[Start of Material for this exercise]

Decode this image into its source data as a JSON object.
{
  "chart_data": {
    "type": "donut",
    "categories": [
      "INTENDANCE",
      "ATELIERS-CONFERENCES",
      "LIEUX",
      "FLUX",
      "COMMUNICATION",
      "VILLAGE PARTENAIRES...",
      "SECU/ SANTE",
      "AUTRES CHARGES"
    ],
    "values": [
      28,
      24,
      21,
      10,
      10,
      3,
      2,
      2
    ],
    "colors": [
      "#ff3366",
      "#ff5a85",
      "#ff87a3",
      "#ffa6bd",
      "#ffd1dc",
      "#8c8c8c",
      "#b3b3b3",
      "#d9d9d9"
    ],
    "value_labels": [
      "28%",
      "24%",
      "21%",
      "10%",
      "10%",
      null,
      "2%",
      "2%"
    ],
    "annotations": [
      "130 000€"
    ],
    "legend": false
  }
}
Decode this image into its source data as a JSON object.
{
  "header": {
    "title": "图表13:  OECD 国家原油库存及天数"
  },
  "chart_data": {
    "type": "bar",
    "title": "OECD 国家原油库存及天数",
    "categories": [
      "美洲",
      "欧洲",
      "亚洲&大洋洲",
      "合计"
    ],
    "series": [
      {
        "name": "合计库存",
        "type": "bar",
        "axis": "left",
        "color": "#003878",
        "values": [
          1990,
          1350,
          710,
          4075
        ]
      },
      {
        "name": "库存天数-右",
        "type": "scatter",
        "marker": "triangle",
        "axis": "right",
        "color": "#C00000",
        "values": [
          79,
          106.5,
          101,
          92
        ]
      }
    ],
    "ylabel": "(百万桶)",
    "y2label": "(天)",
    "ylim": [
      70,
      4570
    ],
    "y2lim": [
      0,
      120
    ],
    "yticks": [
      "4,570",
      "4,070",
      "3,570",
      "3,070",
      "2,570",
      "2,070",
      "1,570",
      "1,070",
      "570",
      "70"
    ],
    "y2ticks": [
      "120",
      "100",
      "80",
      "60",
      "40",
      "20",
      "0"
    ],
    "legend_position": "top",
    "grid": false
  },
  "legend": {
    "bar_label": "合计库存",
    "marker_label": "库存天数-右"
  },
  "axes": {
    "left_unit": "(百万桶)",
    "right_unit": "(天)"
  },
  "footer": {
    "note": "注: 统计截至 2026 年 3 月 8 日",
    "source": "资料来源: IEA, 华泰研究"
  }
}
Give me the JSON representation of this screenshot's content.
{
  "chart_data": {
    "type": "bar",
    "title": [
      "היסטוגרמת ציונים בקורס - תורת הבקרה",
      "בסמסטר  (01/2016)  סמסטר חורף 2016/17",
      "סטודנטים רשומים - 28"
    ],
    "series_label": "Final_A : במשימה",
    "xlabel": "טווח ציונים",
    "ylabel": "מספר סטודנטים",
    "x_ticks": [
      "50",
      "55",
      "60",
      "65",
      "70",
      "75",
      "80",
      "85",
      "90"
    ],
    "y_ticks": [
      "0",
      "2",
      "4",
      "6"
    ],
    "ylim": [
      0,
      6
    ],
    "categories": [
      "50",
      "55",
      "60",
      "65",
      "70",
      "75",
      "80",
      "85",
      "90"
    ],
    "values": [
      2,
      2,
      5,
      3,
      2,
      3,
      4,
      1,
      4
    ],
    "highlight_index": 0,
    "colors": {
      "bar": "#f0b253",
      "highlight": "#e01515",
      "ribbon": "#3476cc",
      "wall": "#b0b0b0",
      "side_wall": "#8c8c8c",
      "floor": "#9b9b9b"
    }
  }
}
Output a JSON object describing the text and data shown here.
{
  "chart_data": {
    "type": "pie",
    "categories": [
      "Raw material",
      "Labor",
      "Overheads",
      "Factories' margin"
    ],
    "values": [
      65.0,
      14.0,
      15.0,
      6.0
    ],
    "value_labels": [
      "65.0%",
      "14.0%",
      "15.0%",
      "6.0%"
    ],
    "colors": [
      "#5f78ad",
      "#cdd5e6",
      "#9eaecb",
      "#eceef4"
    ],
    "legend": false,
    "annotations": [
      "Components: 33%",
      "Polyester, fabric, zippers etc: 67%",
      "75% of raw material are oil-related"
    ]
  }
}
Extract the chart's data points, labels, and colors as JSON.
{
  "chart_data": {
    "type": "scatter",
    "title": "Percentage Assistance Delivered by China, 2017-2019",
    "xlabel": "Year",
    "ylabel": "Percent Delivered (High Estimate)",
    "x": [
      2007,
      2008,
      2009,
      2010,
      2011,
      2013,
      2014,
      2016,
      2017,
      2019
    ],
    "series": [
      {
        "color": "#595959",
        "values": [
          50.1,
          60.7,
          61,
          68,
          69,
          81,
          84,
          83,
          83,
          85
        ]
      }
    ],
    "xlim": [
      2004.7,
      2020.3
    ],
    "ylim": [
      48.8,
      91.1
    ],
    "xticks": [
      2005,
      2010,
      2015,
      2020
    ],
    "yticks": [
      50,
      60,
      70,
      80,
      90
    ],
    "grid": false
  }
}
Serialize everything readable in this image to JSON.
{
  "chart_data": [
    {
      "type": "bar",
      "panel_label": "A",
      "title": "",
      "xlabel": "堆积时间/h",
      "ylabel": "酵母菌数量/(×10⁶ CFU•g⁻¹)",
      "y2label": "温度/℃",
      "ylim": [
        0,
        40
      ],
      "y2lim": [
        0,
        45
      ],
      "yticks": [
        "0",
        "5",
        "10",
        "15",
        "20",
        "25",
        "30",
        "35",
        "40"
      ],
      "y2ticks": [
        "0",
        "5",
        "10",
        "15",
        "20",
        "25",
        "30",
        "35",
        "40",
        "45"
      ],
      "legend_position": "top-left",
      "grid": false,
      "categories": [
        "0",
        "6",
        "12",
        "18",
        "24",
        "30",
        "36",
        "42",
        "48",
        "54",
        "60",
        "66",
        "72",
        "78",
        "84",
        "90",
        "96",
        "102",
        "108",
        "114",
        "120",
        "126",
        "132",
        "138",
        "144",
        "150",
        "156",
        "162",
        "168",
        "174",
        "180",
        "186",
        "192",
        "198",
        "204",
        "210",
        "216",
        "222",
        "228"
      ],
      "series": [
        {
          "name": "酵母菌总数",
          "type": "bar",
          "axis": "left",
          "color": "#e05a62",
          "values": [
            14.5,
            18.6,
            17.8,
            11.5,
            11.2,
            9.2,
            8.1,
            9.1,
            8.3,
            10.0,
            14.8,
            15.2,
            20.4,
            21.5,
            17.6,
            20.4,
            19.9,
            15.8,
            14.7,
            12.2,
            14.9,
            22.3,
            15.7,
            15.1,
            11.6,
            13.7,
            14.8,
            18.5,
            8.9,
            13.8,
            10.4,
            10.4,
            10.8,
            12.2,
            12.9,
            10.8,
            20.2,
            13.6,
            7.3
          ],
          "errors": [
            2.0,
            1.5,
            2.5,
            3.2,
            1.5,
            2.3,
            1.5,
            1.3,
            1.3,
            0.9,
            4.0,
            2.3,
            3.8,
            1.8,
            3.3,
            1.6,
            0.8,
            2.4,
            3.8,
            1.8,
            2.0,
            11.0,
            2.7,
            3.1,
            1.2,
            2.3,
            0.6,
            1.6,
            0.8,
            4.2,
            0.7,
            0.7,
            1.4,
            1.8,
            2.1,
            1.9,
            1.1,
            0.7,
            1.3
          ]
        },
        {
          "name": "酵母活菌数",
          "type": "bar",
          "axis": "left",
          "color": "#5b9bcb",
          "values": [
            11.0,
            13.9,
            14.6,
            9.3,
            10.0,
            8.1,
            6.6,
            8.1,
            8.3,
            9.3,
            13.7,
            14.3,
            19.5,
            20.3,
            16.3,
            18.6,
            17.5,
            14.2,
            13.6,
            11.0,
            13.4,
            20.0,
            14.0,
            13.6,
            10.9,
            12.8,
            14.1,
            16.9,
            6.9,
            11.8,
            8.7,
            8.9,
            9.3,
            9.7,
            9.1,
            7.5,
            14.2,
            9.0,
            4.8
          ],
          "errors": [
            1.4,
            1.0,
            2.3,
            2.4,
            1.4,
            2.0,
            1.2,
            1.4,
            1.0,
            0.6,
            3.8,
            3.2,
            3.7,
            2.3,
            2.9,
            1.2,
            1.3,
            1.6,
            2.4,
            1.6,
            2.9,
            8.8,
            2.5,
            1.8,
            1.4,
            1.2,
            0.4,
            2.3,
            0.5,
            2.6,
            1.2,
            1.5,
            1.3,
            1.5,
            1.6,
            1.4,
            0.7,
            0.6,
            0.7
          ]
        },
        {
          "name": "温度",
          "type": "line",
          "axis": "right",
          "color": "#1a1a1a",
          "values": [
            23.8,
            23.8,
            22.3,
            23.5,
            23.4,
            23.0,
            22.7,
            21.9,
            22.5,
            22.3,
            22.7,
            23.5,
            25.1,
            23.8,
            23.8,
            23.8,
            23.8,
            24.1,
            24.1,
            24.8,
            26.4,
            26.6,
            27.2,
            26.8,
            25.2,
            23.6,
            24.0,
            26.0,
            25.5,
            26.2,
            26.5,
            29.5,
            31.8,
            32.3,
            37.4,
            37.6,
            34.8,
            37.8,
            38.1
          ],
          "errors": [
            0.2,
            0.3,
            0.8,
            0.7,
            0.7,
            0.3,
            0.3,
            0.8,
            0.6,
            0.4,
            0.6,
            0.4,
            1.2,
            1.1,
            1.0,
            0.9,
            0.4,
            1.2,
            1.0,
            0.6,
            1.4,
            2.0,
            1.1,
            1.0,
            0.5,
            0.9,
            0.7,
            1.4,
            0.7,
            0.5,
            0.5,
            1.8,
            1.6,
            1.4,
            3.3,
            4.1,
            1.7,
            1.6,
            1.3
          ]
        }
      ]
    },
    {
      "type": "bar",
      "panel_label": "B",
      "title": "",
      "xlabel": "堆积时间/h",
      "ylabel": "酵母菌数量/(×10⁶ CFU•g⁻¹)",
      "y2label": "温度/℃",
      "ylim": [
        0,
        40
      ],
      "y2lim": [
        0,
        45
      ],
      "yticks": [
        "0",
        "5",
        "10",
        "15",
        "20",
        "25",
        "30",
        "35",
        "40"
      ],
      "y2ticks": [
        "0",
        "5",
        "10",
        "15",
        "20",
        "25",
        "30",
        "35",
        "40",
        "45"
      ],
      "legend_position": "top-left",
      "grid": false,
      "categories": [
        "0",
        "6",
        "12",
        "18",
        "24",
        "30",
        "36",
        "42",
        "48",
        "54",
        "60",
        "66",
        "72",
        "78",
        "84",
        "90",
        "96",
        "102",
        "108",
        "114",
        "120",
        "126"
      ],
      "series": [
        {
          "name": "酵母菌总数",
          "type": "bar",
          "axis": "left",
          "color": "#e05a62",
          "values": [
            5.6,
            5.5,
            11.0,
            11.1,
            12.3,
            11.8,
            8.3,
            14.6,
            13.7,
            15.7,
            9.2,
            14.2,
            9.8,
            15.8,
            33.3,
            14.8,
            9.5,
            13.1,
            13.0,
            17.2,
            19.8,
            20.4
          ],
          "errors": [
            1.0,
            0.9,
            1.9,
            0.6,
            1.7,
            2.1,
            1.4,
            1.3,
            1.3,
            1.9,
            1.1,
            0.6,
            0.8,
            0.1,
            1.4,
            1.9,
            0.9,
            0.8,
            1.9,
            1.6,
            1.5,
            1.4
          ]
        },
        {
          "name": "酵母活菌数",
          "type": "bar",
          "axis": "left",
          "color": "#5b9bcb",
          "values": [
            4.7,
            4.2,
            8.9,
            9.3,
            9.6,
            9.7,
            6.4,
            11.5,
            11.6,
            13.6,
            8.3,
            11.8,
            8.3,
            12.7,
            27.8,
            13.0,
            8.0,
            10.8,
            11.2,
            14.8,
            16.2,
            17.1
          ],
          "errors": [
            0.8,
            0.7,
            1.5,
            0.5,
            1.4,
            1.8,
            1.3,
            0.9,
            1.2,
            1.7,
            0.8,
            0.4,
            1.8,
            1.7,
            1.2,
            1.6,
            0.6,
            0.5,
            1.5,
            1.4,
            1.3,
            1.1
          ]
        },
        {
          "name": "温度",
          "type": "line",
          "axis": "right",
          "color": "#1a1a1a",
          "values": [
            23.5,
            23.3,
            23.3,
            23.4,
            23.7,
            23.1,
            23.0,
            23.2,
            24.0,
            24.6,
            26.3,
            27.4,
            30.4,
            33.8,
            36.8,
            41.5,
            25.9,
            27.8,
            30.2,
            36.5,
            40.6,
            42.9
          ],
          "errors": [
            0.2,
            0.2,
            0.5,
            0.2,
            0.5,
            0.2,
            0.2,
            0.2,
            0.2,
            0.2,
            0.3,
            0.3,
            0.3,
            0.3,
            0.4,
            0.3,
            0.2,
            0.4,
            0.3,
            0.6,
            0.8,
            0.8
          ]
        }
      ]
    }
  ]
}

[End of Material for this exercise]

**Set exercise:**
Search the records for the word "סטודנטים", then list every line that has it.

**Final result:**
      "סטודנטים רשומים - 28"
    "ylabel": "מספר סטודנטים",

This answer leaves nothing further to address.